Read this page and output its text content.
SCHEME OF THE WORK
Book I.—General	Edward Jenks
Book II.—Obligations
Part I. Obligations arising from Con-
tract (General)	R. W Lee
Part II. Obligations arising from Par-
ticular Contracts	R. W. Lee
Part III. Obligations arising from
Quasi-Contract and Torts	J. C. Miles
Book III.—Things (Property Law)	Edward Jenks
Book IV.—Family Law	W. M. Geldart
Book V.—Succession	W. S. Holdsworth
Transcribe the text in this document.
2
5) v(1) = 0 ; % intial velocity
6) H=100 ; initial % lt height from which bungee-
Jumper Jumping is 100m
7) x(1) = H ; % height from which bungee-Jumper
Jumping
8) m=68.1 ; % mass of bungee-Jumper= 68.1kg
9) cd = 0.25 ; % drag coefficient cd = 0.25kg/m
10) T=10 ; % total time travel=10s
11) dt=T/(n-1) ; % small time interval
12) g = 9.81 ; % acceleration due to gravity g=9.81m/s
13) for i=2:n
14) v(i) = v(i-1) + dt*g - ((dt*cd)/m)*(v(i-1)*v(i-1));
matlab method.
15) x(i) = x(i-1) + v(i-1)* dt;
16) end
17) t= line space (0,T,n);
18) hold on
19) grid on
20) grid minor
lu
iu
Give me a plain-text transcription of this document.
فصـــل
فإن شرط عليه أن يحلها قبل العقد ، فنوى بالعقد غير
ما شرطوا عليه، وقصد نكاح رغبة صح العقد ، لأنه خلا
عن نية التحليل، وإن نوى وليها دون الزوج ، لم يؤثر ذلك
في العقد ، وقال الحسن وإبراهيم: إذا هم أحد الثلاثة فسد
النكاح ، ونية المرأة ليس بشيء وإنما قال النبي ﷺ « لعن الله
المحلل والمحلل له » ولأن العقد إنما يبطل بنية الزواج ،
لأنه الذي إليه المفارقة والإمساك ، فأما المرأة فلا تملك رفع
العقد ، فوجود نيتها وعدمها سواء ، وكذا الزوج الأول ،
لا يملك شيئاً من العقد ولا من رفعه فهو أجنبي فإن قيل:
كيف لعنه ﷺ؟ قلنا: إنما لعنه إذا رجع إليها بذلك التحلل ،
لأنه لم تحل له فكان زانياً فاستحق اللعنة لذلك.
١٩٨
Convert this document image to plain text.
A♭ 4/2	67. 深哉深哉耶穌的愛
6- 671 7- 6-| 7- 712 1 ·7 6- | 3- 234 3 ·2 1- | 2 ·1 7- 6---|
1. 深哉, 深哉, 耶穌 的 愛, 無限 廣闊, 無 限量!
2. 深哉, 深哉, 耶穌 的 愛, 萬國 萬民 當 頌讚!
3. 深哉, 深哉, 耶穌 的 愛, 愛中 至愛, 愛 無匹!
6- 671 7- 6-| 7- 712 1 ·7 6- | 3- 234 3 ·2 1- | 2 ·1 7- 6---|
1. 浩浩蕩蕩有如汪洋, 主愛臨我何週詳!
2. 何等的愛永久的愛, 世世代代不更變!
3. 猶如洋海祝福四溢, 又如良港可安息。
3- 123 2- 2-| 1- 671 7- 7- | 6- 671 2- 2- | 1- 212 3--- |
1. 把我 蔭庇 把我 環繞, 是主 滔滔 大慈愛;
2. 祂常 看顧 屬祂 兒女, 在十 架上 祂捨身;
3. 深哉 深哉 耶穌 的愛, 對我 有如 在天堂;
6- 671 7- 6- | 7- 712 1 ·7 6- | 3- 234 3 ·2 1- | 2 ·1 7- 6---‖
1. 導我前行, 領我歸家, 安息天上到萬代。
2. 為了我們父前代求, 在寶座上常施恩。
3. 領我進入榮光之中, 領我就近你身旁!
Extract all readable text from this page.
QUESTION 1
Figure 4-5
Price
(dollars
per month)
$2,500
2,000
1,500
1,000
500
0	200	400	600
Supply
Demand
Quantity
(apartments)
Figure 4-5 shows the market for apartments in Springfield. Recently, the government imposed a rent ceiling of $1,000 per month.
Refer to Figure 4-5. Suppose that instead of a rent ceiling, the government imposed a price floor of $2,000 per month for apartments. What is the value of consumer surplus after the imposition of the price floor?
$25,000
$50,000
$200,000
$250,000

----------------

Repeat the records above exactly.

Read this page and output its text content.
SCHEME OF THE WORK
Book I.—General	Edward Jenks
Book II.—Obligations
Part I. Obligations arising from Con-
tract (General)	R. W Lee
Part II. Obligations arising from Par-
ticular Contracts	R. W. Lee
Part III. Obligations arising from
Quasi-Contract and Torts	J. C. Miles
Book III.—Things (Property Law)	Edward Jenks
Book IV.—Family Law	W. M. Geldart
Book V.—Succession	W. S. Holdsworth
Transcribe the text in this document.
2
5) v(1) = 0 ; % intial velocity
6) H=100 ; initial % lt height from which bungee-
Jumper Jumping is 100m
7) x(1) = H ; % height from which bungee-Jumper
Jumping
8) m=68.1 ; % mass of bungee-Jumper= 68.1kg
9) cd = 0.25 ; % drag coefficient cd = 0.25kg/m
10) T=10 ; % total time travel=10s
11) dt=T/(n-1) ; % small time interval
12) g = 9.81 ; % acceleration due to gravity g=9.81m/s
13) for i=2:n
14) v(i) = v(i-1) + dt*g - ((dt*cd)/m)*(v(i-1)*v(i-1));
matlab method.
15) x(i) = x(i-1) + v(i-1)* dt;
16) end
17) t= line space (0,T,n);
18) hold on
19) grid on
20) grid minor
lu
iu
Give me a plain-text transcription of this document.
فصـــل
فإن شرط عليه أن يحلها قبل العقد ، فنوى بالعقد غير
ما شرطوا عليه، وقصد نكاح رغبة صح العقد ، لأنه خلا
عن نية التحليل، وإن نوى وليها دون الزوج ، لم يؤثر ذلك
في العقد ، وقال الحسن وإبراهيم: إذا هم أحد الثلاثة فسد
النكاح ، ونية المرأة ليس بشيء وإنما قال النبي ﷺ « لعن الله
المحلل والمحلل له » ولأن العقد إنما يبطل بنية الزواج ،
لأنه الذي إليه المفارقة والإمساك ، فأما المرأة فلا تملك رفع
العقد ، فوجود نيتها وعدمها سواء ، وكذا الزوج الأول ،
لا يملك شيئاً من العقد ولا من رفعه فهو أجنبي فإن قيل:
كيف لعنه ﷺ؟ قلنا: إنما لعنه إذا رجع إليها بذلك التحلل ،
لأنه لم تحل له فكان زانياً فاستحق اللعنة لذلك.
١٩٨
Convert this document image to plain text.
A♭ 4/2	67. 深哉深哉耶穌的愛
6- 671 7- 6-| 7- 712 1 ·7 6- | 3- 234 3 ·2 1- | 2 ·1 7- 6---|
1. 深哉, 深哉, 耶穌 的 愛, 無限 廣闊, 無 限量!
2. 深哉, 深哉, 耶穌 的 愛, 萬國 萬民 當 頌讚!
3. 深哉, 深哉, 耶穌 的 愛, 愛中 至愛, 愛 無匹!
6- 671 7- 6-| 7- 712 1 ·7 6- | 3- 234 3 ·2 1- | 2 ·1 7- 6---|
1. 浩浩蕩蕩有如汪洋, 主愛臨我何週詳!
2. 何等的愛永久的愛, 世世代代不更變!
3. 猶如洋海祝福四溢, 又如良港可安息。
3- 123 2- 2-| 1- 671 7- 7- | 6- 671 2- 2- | 1- 212 3--- |
1. 把我 蔭庇 把我 環繞, 是主 滔滔 大慈愛;
2. 祂常 看顧 屬祂 兒女, 在十 架上 祂捨身;
3. 深哉 深哉 耶穌 的愛, 對我 有如 在天堂;
6- 671 7- 6- | 7- 712 1 ·7 6- | 3- 234 3 ·2 1- | 2 ·1 7- 6---‖
1. 導我前行, 領我歸家, 安息天上到萬代。
2. 為了我們父前代求, 在寶座上常施恩。
3. 領我進入榮光之中, 領我就近你身旁!
Extract all readable text from this page.
QUESTION 1
Figure 4-5
Price
(dollars
per month)
$2,500
2,000
1,500
1,000
500
0	200	400	600
Supply
Demand
Quantity
(apartments)
Figure 4-5 shows the market for apartments in Springfield. Recently, the government imposed a rent ceiling of $1,000 per month.
Refer to Figure 4-5. Suppose that instead of a rent ceiling, the government imposed a price floor of $2,000 per month for apartments. What is the value of consumer surplus after the imposition of the price floor?
$25,000
$50,000
$200,000
$250,000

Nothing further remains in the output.